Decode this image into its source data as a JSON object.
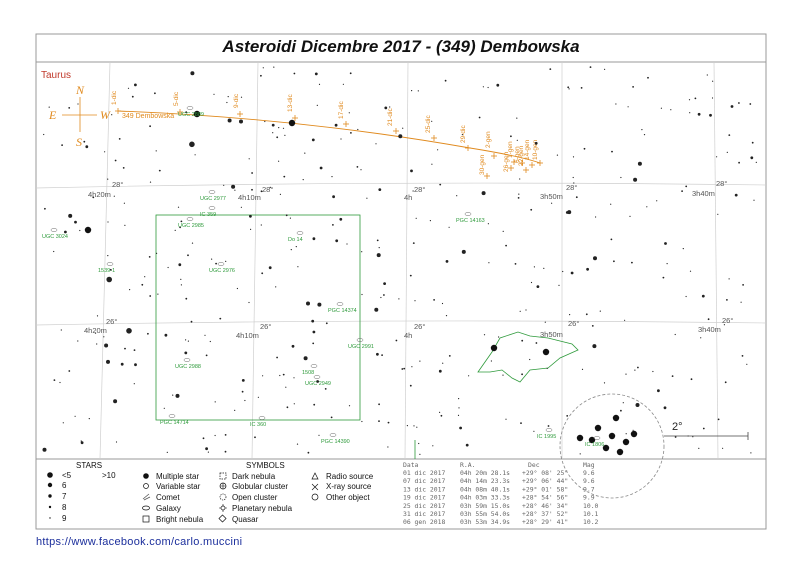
{
  "title": "Asteroidi Dicembre 2017 - (349) Dembowska",
  "constellation": "Taurus",
  "compass": {
    "n": "N",
    "s": "S",
    "e": "E",
    "w": "W"
  },
  "url": "https://www.facebook.com/carlo.muccini",
  "scale_label": "2°",
  "colors": {
    "orbit": "#e08a1e",
    "dso": "#2e9a3b",
    "grid": "#c8c8c8",
    "constellation": "#c0392b",
    "url": "#1c2f9c"
  },
  "chart_data": {
    "type": "scatter",
    "title": "Asteroidi Dicembre 2017 - (349) Dembowska",
    "ra_labels": [
      "4h20m",
      "4h10m",
      "4h",
      "3h50m",
      "3h40m"
    ],
    "dec_labels": [
      "28°",
      "26°"
    ],
    "path_label": "349 Dembowska",
    "path_dates": [
      "1-dic",
      "5-dic",
      "9-dic",
      "13-dic",
      "17-dic",
      "21-dic",
      "25-dic",
      "29-dic",
      "2-gen",
      "30-gen",
      "26-gen",
      "1-gen",
      "22-gen",
      "6-gen",
      "14-gen",
      "10-gen"
    ],
    "ephemeris": {
      "columns": [
        "Data",
        "R.A.",
        "Dec",
        "Mag"
      ],
      "rows": [
        [
          "01 dic 2017",
          "04h 20m 28.1s",
          "+29° 08' 25\"",
          "9.6"
        ],
        [
          "07 dic 2017",
          "04h 14m 23.3s",
          "+29° 06' 44\"",
          "9.6"
        ],
        [
          "13 dic 2017",
          "04h 08m 40.1s",
          "+29° 01' 58\"",
          "9.7"
        ],
        [
          "19 dic 2017",
          "04h 03m 33.3s",
          "+28° 54' 56\"",
          "9.9"
        ],
        [
          "25 dic 2017",
          "03h 59m 15.0s",
          "+28° 46' 34\"",
          "10.0"
        ],
        [
          "31 dic 2017",
          "03h 55m 54.0s",
          "+28° 37' 52\"",
          "10.1"
        ],
        [
          "06 gen 2018",
          "03h 53m 34.9s",
          "+28° 29' 41\"",
          "10.2"
        ]
      ]
    },
    "dso_labels": [
      "UGC 2889",
      "UGC 2977",
      "IC 359",
      "UGC 2985",
      "Do 14",
      "UGC 3024",
      "PGC 14163",
      "UGC 2976",
      "1539-1",
      "PGC 14374",
      "UGC 2991",
      "UGC 2988",
      "1508",
      "UGC 2949",
      "PGC 14714",
      "IC 360",
      "PGC 14390",
      "IC 1995",
      "IC 1806"
    ],
    "legend": {
      "stars_title": "STARS",
      "stars": [
        "<5",
        ">10",
        "6",
        "7",
        "8",
        "9"
      ],
      "symbols_title": "SYMBOLS",
      "symbols": [
        "Multiple star",
        "Variable star",
        "Comet",
        "Galaxy",
        "Bright nebula",
        "Dark nebula",
        "Globular cluster",
        "Open cluster",
        "Planetary nebula",
        "Quasar",
        "Radio source",
        "X-ray source",
        "Other object"
      ]
    }
  }
}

- _Instruction_: Extract every line that has the string "Dembowska" in it.

- _The result_:
  "title": "Asteroidi Dicembre 2017 - (349) Dembowska",
    "title": "Asteroidi Dicembre 2017 - (349) Dembowska",
    "path_label": "349 Dembowska",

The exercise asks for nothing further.